━━━ Available data ━━━

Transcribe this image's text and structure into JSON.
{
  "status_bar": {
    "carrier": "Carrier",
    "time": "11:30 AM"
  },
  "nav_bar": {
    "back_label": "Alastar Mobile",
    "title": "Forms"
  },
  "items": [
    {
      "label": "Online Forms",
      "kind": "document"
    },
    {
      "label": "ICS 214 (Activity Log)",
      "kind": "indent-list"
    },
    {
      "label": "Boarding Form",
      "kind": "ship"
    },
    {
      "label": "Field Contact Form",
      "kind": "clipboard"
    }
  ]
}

━━━

• [What you need to do]: Extract each line of the material exactly as it stands.

• [Full answer]:
Transcribe this image's text and structure into JSON.
{
  "status_bar": {
    "carrier": "Carrier",
    "time": "11:30 AM"
  },
  "nav_bar": {
    "back_label": "Alastar Mobile",
    "title": "Forms"
  },
  "items": [
    {
      "label": "Online Forms",
      "kind": "document"
    },
    {
      "label": "ICS 214 (Activity Log)",
      "kind": "indent-list"
    },
    {
      "label": "Boarding Form",
      "kind": "ship"
    },
    {
      "label": "Field Contact Form",
      "kind": "clipboard"
    }
  ]
}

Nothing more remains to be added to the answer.